What to do> Copy out all lines in the data below containing the string "состояние".

Record excerpts>
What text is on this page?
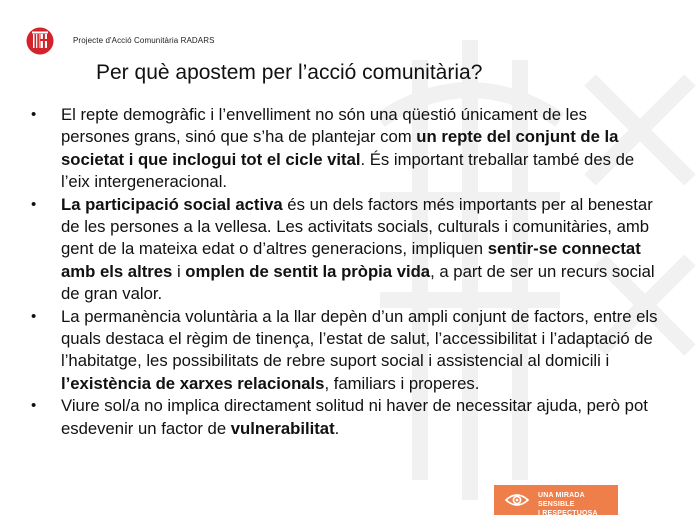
Projecte d'Acció Comunitària RADARS
Per què apostem per l’acció comunitària?
• El repte demogràfic i l’envelliment no són una qüestió únicament de les persones grans, sinó que s’ha de plantejar com un repte del conjunt de la societat i que inclogui tot el cicle vital. És important treballar també des de l’eix intergeneracional.
• La participació social activa és un dels factors més importants per al benestar de les persones a la vellesa. Les activitats socials, culturals i comunitàries, amb gent de la mateixa edat o d’altres generacions, impliquen sentir-se connectat amb els altres i omplen de sentit la pròpia vida, a part de ser un recurs social de gran valor.
• La permanència voluntària a la llar depèn d’un ampli conjunt de factors, entre els quals destaca el règim de tinença, l’estat de salut, l’accessibilitat i l’adaptació de l’habitatge, les possibilitats de rebre suport social i assistencial al domicili i l’existència de xarxes relacionals, familiars i properes.
• Viure sol/a no implica directament solitud ni haver de necessitar ajuda, però pot esdevenir un factor de vulnerabilitat.
UNA MIRADA SENSIBLE
I RESPECTUOSA
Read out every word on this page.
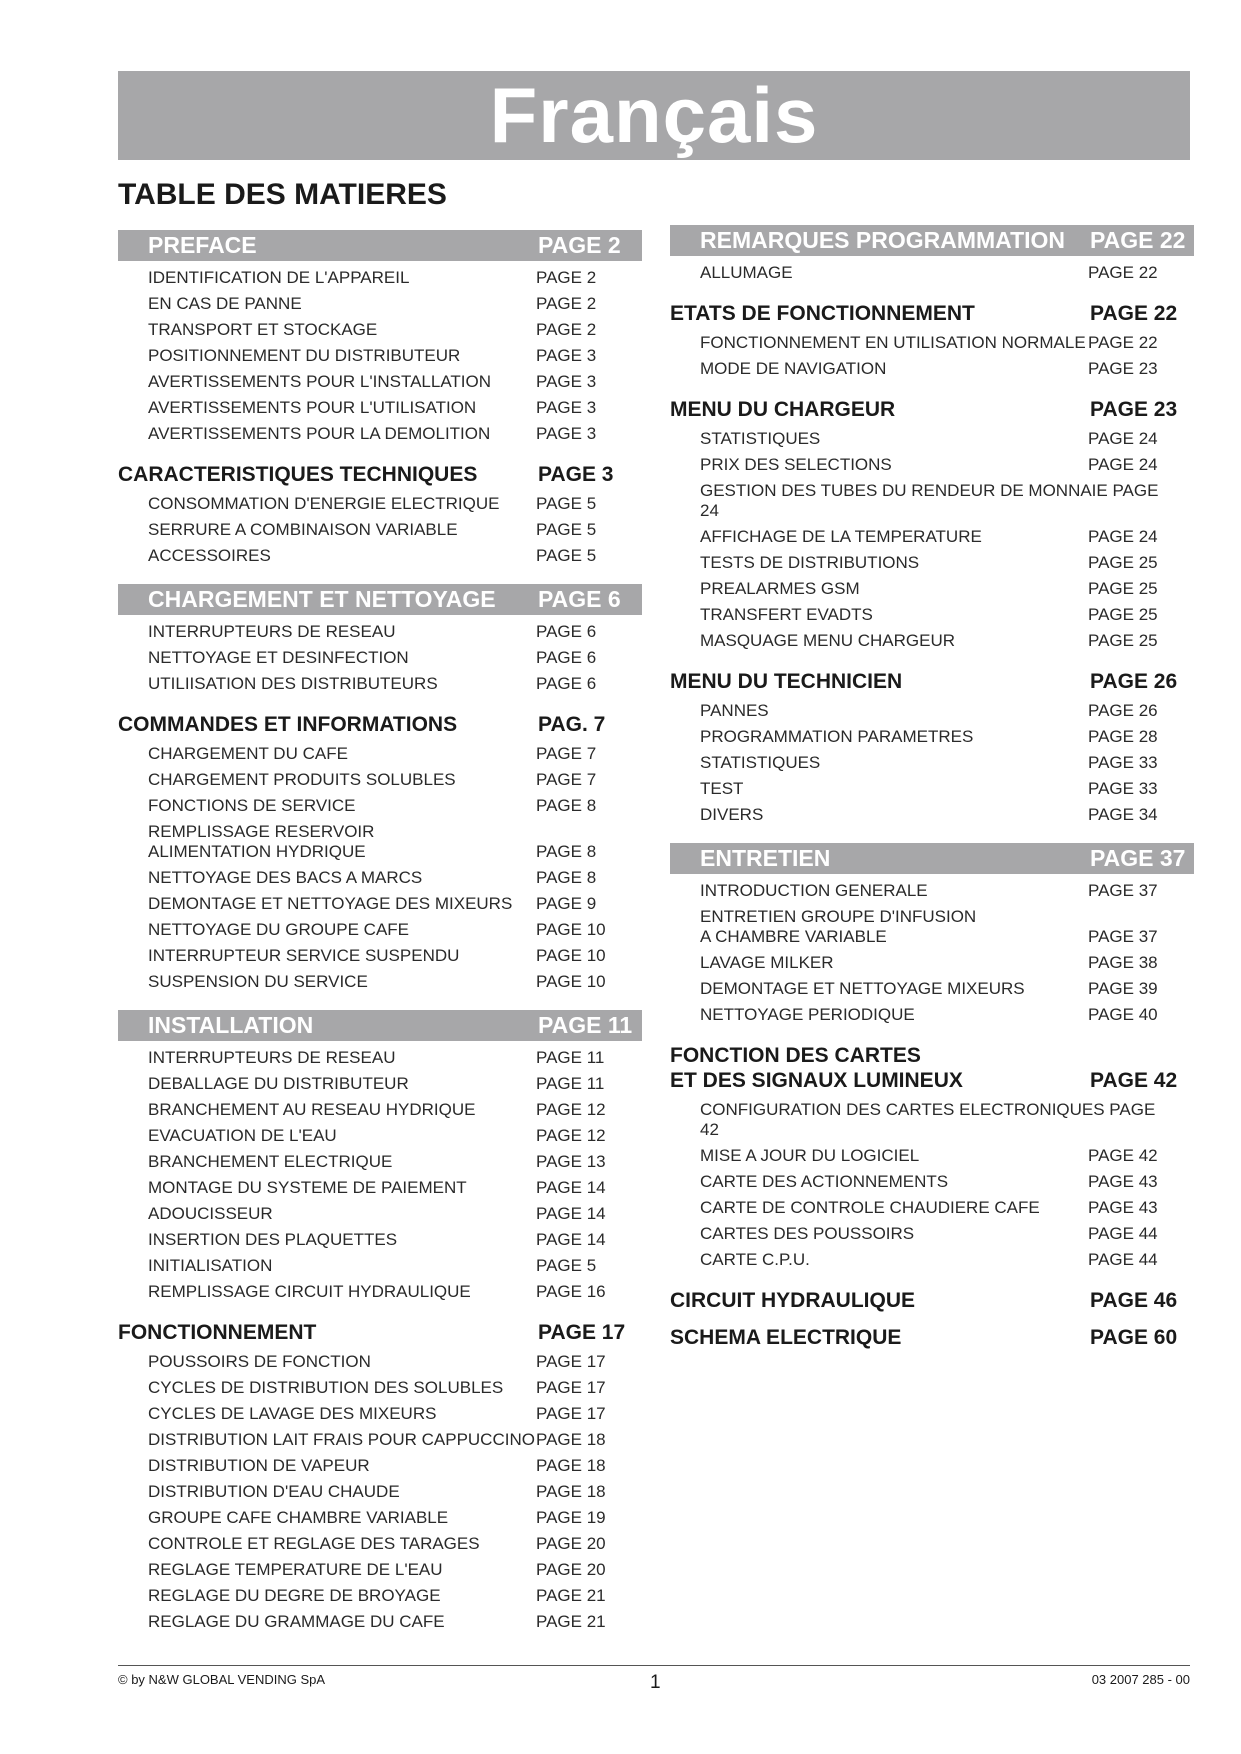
Français
TABLE DES MATIERES
PREFACE	PAGE 2
IDENTIFICATION DE L'APPAREIL	PAGE 2
EN CAS DE PANNE	PAGE 2
TRANSPORT ET STOCKAGE	PAGE 2
POSITIONNEMENT DU DISTRIBUTEUR	PAGE 3
AVERTISSEMENTS POUR L'INSTALLATION	PAGE 3
AVERTISSEMENTS POUR L'UTILISATION	PAGE 3
AVERTISSEMENTS POUR LA DEMOLITION	PAGE 3
CARACTERISTIQUES TECHNIQUES	PAGE 3
CONSOMMATION D'ENERGIE ELECTRIQUE	PAGE 5
SERRURE A COMBINAISON VARIABLE	PAGE 5
ACCESSOIRES	PAGE 5
CHARGEMENT ET NETTOYAGE PAGE 6
INTERRUPTEURS DE RESEAU	PAGE 6
NETTOYAGE ET DESINFECTION	PAGE 6
UTILIISATION DES DISTRIBUTEURS	PAGE 6
COMMANDES ET INFORMATIONS	PAG. 7
CHARGEMENT DU CAFE	PAGE 7
CHARGEMENT PRODUITS SOLUBLES	PAGE 7
FONCTIONS DE SERVICE	PAGE 8
REMPLISSAGE RESERVOIR
ALIMENTATION HYDRIQUE	PAGE 8
NETTOYAGE DES BACS A MARCS	PAGE 8
DEMONTAGE ET NETTOYAGE DES MIXEURS	PAGE 9
NETTOYAGE DU GROUPE CAFE	PAGE 10
INTERRUPTEUR SERVICE SUSPENDU	PAGE 10
SUSPENSION DU SERVICE	PAGE 10
INSTALLATION	PAGE 11
INTERRUPTEURS DE RESEAU	PAGE 11
DEBALLAGE DU DISTRIBUTEUR	PAGE 11
BRANCHEMENT AU RESEAU HYDRIQUE	PAGE 12
EVACUATION DE L'EAU	PAGE 12
BRANCHEMENT ELECTRIQUE	PAGE 13
MONTAGE DU SYSTEME DE PAIEMENT	PAGE 14
ADOUCISSEUR	PAGE 14
INSERTION DES PLAQUETTES	PAGE 14
INITIALISATION	PAGE 5
REMPLISSAGE CIRCUIT HYDRAULIQUE	PAGE 16
FONCTIONNEMENT	PAGE 17
POUSSOIRS DE FONCTION	PAGE 17
CYCLES DE DISTRIBUTION DES SOLUBLES	PAGE 17
CYCLES DE LAVAGE DES MIXEURS	PAGE 17
DISTRIBUTION LAIT FRAIS POUR CAPPUCCINO PAGE 18
DISTRIBUTION DE VAPEUR	PAGE 18
DISTRIBUTION D'EAU CHAUDE	PAGE 18
GROUPE CAFE CHAMBRE VARIABLE	PAGE 19
CONTROLE ET REGLAGE DES TARAGES	PAGE 20
REGLAGE TEMPERATURE DE L'EAU	PAGE 20
REGLAGE DU DEGRE DE BROYAGE	PAGE 21
REGLAGE DU GRAMMAGE DU CAFE	PAGE 21
REMARQUES PROGRAMMATION PAGE 22
ALLUMAGE	PAGE 22
ETATS DE FONCTIONNEMENT	PAGE 22
FONCTIONNEMENT EN UTILISATION NORMALE PAGE 22
MODE DE NAVIGATION	PAGE 23
MENU DU CHARGEUR	PAGE 23
STATISTIQUES	PAGE 24
PRIX DES SELECTIONS	PAGE 24
GESTION DES TUBES DU RENDEUR DE MONNAIE PAGE 24
AFFICHAGE DE LA TEMPERATURE	PAGE 24
TESTS DE DISTRIBUTIONS	PAGE 25
PREALARMES GSM	PAGE 25
TRANSFERT EVADTS	PAGE 25
MASQUAGE MENU CHARGEUR	PAGE 25
MENU DU TECHNICIEN	PAGE 26
PANNES	PAGE 26
PROGRAMMATION PARAMETRES	PAGE 28
STATISTIQUES	PAGE 33
TEST	PAGE 33
DIVERS	PAGE 34
ENTRETIEN	PAGE 37
INTRODUCTION GENERALE	PAGE 37
ENTRETIEN GROUPE D'INFUSION
A CHAMBRE VARIABLE	PAGE 37
LAVAGE MILKER	PAGE 38
DEMONTAGE ET NETTOYAGE MIXEURS	PAGE 39
NETTOYAGE PERIODIQUE	PAGE 40
FONCTION DES CARTES
ET DES SIGNAUX LUMINEUX	PAGE 42
CONFIGURATION DES CARTES ELECTRONIQUES PAGE 42
MISE A JOUR DU LOGICIEL	PAGE 42
CARTE DES ACTIONNEMENTS	PAGE 43
CARTE DE CONTROLE CHAUDIERE CAFE	PAGE 43
CARTES DES POUSSOIRS	PAGE 44
CARTE C.P.U.	PAGE 44
CIRCUIT HYDRAULIQUE	PAGE 46
SCHEMA ELECTRIQUE	PAGE 60
© by N&W GLOBAL VENDING SpA	1	03 2007 285 - 00
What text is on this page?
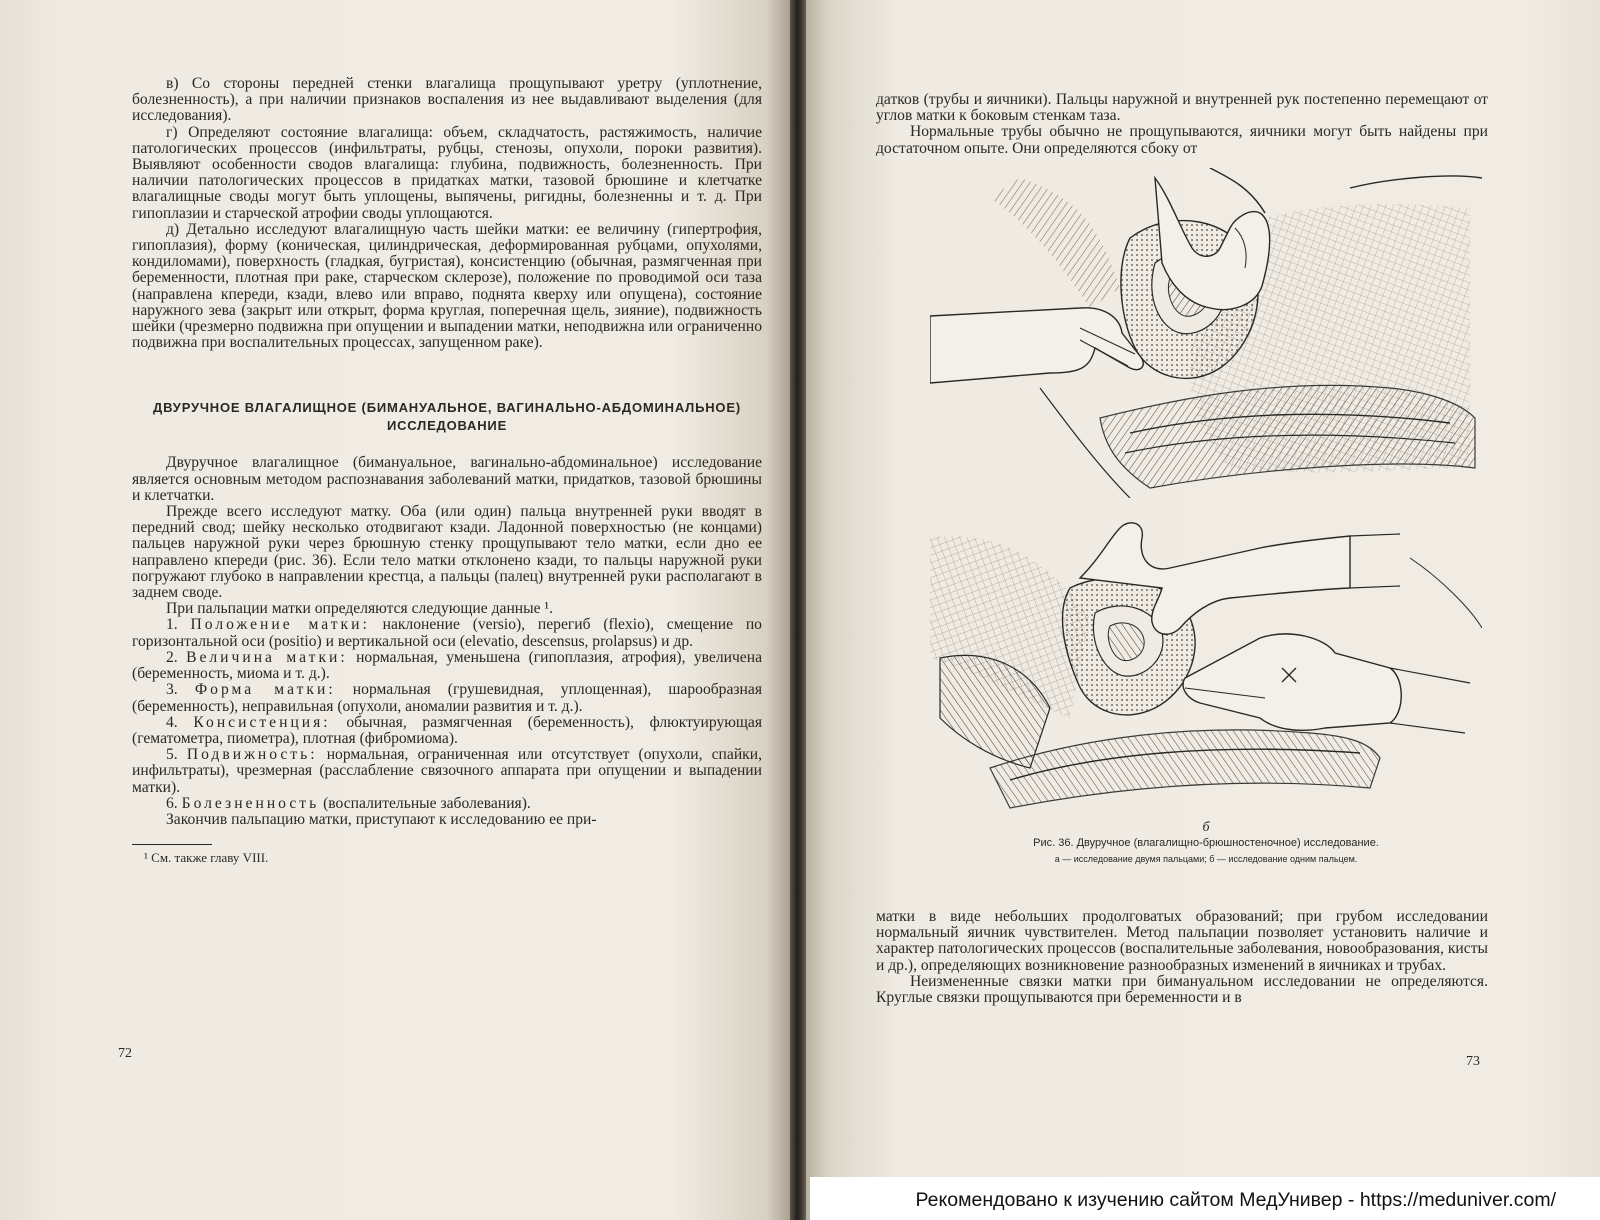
в) Со стороны передней стенки влагалища прощупывают уретру (уплотнение, болезненность), а при наличии признаков воспаления из нее выдавливают выделения (для исследования).

г) Определяют состояние влагалища: объем, складчатость, растяжимость, наличие патологических процессов (инфильтраты, рубцы, стенозы, опухоли, пороки развития). Выявляют особенности сводов влагалища: глубина, подвижность, болезненность. При наличии патологических процессов в придатках матки, тазовой брюшине и клетчатке влагалищные своды могут быть уплощены, выпячены, ригидны, болезненны и т. д. При гипоплазии и старческой атрофии своды уплощаются.

д) Детально исследуют влагалищную часть шейки матки: ее величину (гипертрофия, гипоплазия), форму (коническая, цилиндрическая, деформированная рубцами, опухолями, кондиломами), поверхность (гладкая, бугристая), консистенцию (обычная, размягченная при беременности, плотная при раке, старческом склерозе), положение по проводимой оси таза (направлена кпереди, кзади, влево или вправо, поднята кверху или опущена), состояние наружного зева (закрыт или открыт, форма круглая, поперечная щель, зияние), подвижность шейки (чрезмерно подвижна при опущении и выпадении матки, неподвижна или ограниченно подвижна при воспалительных процессах, запущенном раке).

ДВУРУЧНОЕ ВЛАГАЛИЩНОЕ (БИМАНУАЛЬНОЕ, ВАГИНАЛЬНО-АБДОМИНАЛЬНОЕ) ИССЛЕДОВАНИЕ

Двуручное влагалищное (бимануальное, вагинально-абдоминальное) исследование является основным методом распознавания заболеваний матки, придатков, тазовой брюшины и клетчатки.

Прежде всего исследуют матку. Оба (или один) пальца внутренней руки вводят в передний свод; шейку несколько отодвигают кзади. Ладонной поверхностью (не концами) пальцев наружной руки через брюшную стенку прощупывают тело матки, если дно ее направлено кпереди (рис. 36). Если тело матки отклонено кзади, то пальцы наружной руки погружают глубоко в направлении крестца, а пальцы (палец) внутренней руки располагают в заднем своде.

При пальпации матки определяются следующие данные ¹.

1. Положение матки: наклонение (versio), перегиб (flexio), смещение по горизонтальной оси (positio) и вертикальной оси (elevatio, descensus, prolapsus) и др.

2. Величина матки: нормальная, уменьшена (гипоплазия, атрофия), увеличена (беременность, миома и т. д.).

3. Форма матки: нормальная (грушевидная, уплощенная), шарообразная (беременность), неправильная (опухоли, аномалии развития и т. д.).

4. Консистенция: обычная, размягченная (беременность), флюктуирующая (гематометра, пиометра), плотная (фибромиома).

5. Подвижность: нормальная, ограниченная или отсутствует (опухоли, спайки, инфильтраты), чрезмерная (расслабление связочного аппарата при опущении и выпадении матки).

6. Болезненность (воспалительные заболевания).

Закончив пальпацию матки, приступают к исследованию ее при-

¹ См. также главу VIII.

72

датков (трубы и яичники). Пальцы наружной и внутренней рук постепенно перемещают от углов матки к боковым стенкам таза.

Нормальные трубы обычно не прощупываются, яичники могут быть найдены при достаточном опыте. Они определяются сбоку от

б
Рис. 36. Двуручное (влагалищно-брюшностеночное) исследование.
а — исследование двумя пальцами; б — исследование одним пальцем.

матки в виде небольших продолговатых образований; при грубом исследовании нормальный яичник чувствителен. Метод пальпации позволяет установить наличие и характер патологических процессов (воспалительные заболевания, новообразования, кисты и др.), определяющих возникновение разнообразных изменений в яичниках и трубах.

Неизмененные связки матки при бимануальном исследовании не определяются. Круглые связки прощупываются при беременности и в

73
Рекомендовано к изучению сайтом МедУнивер - https://meduniver.com/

Completed task>
г) Определяют состояние влагалища: объем, складчатость, растяжимость, наличие патологических процессов (инфильтраты, рубцы, стенозы, опухоли, пороки развития). Выявляют особенности сводов влагалища: глубина, подвижность, болезненность. При наличии патологических процессов в придатках матки, тазовой брюшине и клетчатке влагалищные своды могут быть уплощены, выпячены, ригидны, болезненны и т. д. При гипоплазии и старческой атрофии своды уплощаются.
д) Детально исследуют влагалищную часть шейки матки: ее величину (гипертрофия, гипоплазия), форму (коническая, цилиндрическая, деформированная рубцами, опухолями, кондиломами), поверхность (гладкая, бугристая), консистенцию (обычная, размягченная при беременности, плотная при раке, старческом склерозе), положение по проводимой оси таза (направлена кпереди, кзади, влево или вправо, поднята кверху или опущена), состояние наружного зева (закрыт или открыт, форма круглая, поперечная щель, зияние), подвижность шейки (чрезмерно подвижна при опущении и выпадении матки, неподвижна или ограниченно подвижна при воспалительных процессах, запущенном раке).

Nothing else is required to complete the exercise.